══ SOURCE RECORDS ══

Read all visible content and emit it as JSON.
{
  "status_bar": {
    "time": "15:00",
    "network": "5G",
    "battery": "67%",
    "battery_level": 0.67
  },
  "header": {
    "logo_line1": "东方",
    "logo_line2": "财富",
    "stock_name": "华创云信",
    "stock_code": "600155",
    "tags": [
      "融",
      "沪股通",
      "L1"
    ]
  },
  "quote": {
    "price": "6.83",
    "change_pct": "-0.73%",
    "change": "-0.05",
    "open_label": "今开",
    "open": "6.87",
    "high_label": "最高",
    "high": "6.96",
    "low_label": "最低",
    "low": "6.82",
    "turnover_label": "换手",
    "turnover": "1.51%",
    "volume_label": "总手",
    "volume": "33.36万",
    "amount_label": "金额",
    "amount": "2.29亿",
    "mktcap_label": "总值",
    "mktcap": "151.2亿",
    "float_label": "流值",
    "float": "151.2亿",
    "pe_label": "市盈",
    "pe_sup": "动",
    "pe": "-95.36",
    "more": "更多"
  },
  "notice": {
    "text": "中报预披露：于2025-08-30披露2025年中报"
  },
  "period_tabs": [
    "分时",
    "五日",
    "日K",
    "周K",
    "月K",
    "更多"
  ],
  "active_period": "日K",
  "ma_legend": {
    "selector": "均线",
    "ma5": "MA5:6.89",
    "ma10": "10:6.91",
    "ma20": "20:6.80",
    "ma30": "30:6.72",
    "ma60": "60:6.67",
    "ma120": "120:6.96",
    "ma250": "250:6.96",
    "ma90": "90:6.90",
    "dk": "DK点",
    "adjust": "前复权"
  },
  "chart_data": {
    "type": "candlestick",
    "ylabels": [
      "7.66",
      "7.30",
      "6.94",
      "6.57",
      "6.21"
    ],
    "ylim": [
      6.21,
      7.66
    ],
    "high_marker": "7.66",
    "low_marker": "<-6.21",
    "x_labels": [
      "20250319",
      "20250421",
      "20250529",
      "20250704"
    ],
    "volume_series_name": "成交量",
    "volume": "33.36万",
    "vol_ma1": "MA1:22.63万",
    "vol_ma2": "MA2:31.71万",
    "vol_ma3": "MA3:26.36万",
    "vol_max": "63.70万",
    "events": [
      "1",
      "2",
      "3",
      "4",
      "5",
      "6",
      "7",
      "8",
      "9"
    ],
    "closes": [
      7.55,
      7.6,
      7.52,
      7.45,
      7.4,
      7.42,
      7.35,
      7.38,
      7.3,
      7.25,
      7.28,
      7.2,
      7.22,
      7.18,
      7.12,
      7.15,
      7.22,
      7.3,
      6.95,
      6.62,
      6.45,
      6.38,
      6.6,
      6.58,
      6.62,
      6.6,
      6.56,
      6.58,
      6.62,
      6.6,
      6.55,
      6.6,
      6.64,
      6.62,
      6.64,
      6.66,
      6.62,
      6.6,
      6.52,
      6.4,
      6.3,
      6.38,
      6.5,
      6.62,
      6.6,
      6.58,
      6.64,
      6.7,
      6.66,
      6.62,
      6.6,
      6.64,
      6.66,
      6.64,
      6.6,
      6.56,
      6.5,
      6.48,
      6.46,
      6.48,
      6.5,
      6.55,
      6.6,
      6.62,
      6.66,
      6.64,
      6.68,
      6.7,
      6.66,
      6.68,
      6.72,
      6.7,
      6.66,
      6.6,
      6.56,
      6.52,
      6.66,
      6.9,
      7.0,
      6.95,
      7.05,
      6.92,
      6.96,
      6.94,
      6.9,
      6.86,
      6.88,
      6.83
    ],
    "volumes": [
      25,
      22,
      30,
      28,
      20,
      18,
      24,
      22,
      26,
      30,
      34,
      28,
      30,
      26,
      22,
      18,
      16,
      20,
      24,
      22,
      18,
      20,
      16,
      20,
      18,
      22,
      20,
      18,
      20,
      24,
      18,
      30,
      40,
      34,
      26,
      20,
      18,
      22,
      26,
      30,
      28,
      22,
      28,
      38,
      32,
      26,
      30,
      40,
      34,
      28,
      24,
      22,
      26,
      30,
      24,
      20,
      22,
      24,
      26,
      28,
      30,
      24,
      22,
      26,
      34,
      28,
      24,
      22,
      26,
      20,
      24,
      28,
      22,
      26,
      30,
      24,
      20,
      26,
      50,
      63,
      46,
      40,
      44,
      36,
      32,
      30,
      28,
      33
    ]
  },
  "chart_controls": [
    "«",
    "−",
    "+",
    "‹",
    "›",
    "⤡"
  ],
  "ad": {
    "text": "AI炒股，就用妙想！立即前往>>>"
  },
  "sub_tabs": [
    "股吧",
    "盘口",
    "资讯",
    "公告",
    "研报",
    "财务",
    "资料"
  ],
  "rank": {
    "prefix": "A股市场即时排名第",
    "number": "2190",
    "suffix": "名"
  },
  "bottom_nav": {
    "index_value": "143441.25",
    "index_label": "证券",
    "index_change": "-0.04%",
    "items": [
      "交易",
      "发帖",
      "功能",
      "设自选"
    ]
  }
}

═══

OBJECTIVE »
Hand back the material above in full, exactly as written.

SOLUTION TO THE EXERCISE »
Read all visible content and emit it as JSON.
{
  "status_bar": {
    "time": "15:00",
    "network": "5G",
    "battery": "67%",
    "battery_level": 0.67
  },
  "header": {
    "logo_line1": "东方",
    "logo_line2": "财富",
    "stock_name": "华创云信",
    "stock_code": "600155",
    "tags": [
      "融",
      "沪股通",
      "L1"
    ]
  },
  "quote": {
    "price": "6.83",
    "change_pct": "-0.73%",
    "change": "-0.05",
    "open_label": "今开",
    "open": "6.87",
    "high_label": "最高",
    "high": "6.96",
    "low_label": "最低",
    "low": "6.82",
    "turnover_label": "换手",
    "turnover": "1.51%",
    "volume_label": "总手",
    "volume": "33.36万",
    "amount_label": "金额",
    "amount": "2.29亿",
    "mktcap_label": "总值",
    "mktcap": "151.2亿",
    "float_label": "流值",
    "float": "151.2亿",
    "pe_label": "市盈",
    "pe_sup": "动",
    "pe": "-95.36",
    "more": "更多"
  },
  "notice": {
    "text": "中报预披露：于2025-08-30披露2025年中报"
  },
  "period_tabs": [
    "分时",
    "五日",
    "日K",
    "周K",
    "月K",
    "更多"
  ],
  "active_period": "日K",
  "ma_legend": {
    "selector": "均线",
    "ma5": "MA5:6.89",
    "ma10": "10:6.91",
    "ma20": "20:6.80",
    "ma30": "30:6.72",
    "ma60": "60:6.67",
    "ma120": "120:6.96",
    "ma250": "250:6.96",
    "ma90": "90:6.90",
    "dk": "DK点",
    "adjust": "前复权"
  },
  "chart_data": {
    "type": "candlestick",
    "ylabels": [
      "7.66",
      "7.30",
      "6.94",
      "6.57",
      "6.21"
    ],
    "ylim": [
      6.21,
      7.66
    ],
    "high_marker": "7.66",
    "low_marker": "<-6.21",
    "x_labels": [
      "20250319",
      "20250421",
      "20250529",
      "20250704"
    ],
    "volume_series_name": "成交量",
    "volume": "33.36万",
    "vol_ma1": "MA1:22.63万",
    "vol_ma2": "MA2:31.71万",
    "vol_ma3": "MA3:26.36万",
    "vol_max": "63.70万",
    "events": [
      "1",
      "2",
      "3",
      "4",
      "5",
      "6",
      "7",
      "8",
      "9"
    ],
    "closes": [
      7.55,
      7.6,
      7.52,
      7.45,
      7.4,
      7.42,
      7.35,
      7.38,
      7.3,
      7.25,
      7.28,
      7.2,
      7.22,
      7.18,
      7.12,
      7.15,
      7.22,
      7.3,
      6.95,
      6.62,
      6.45,
      6.38,
      6.6,
      6.58,
      6.62,
      6.6,
      6.56,
      6.58,
      6.62,
      6.6,
      6.55,
      6.6,
      6.64,
      6.62,
      6.64,
      6.66,
      6.62,
      6.6,
      6.52,
      6.4,
      6.3,
      6.38,
      6.5,
      6.62,
      6.6,
      6.58,
      6.64,
      6.7,
      6.66,
      6.62,
      6.6,
      6.64,
      6.66,
      6.64,
      6.6,
      6.56,
      6.5,
      6.48,
      6.46,
      6.48,
      6.5,
      6.55,
      6.6,
      6.62,
      6.66,
      6.64,
      6.68,
      6.7,
      6.66,
      6.68,
      6.72,
      6.7,
      6.66,
      6.6,
      6.56,
      6.52,
      6.66,
      6.9,
      7.0,
      6.95,
      7.05,
      6.92,
      6.96,
      6.94,
      6.9,
      6.86,
      6.88,
      6.83
    ],
    "volumes": [
      25,
      22,
      30,
      28,
      20,
      18,
      24,
      22,
      26,
      30,
      34,
      28,
      30,
      26,
      22,
      18,
      16,
      20,
      24,
      22,
      18,
      20,
      16,
      20,
      18,
      22,
      20,
      18,
      20,
      24,
      18,
      30,
      40,
      34,
      26,
      20,
      18,
      22,
      26,
      30,
      28,
      22,
      28,
      38,
      32,
      26,
      30,
      40,
      34,
      28,
      24,
      22,
      26,
      30,
      24,
      20,
      22,
      24,
      26,
      28,
      30,
      24,
      22,
      26,
      34,
      28,
      24,
      22,
      26,
      20,
      24,
      28,
      22,
      26,
      30,
      24,
      20,
      26,
      50,
      63,
      46,
      40,
      44,
      36,
      32,
      30,
      28,
      33
    ]
  },
  "chart_controls": [
    "«",
    "−",
    "+",
    "‹",
    "›",
    "⤡"
  ],
  "ad": {
    "text": "AI炒股，就用妙想！立即前往>>>"
  },
  "sub_tabs": [
    "股吧",
    "盘口",
    "资讯",
    "公告",
    "研报",
    "财务",
    "资料"
  ],
  "rank": {
    "prefix": "A股市场即时排名第",
    "number": "2190",
    "suffix": "名"
  },
  "bottom_nav": {
    "index_value": "143441.25",
    "index_label": "证券",
    "index_change": "-0.04%",
    "items": [
      "交易",
      "发帖",
      "功能",
      "设自选"
    ]
  }
}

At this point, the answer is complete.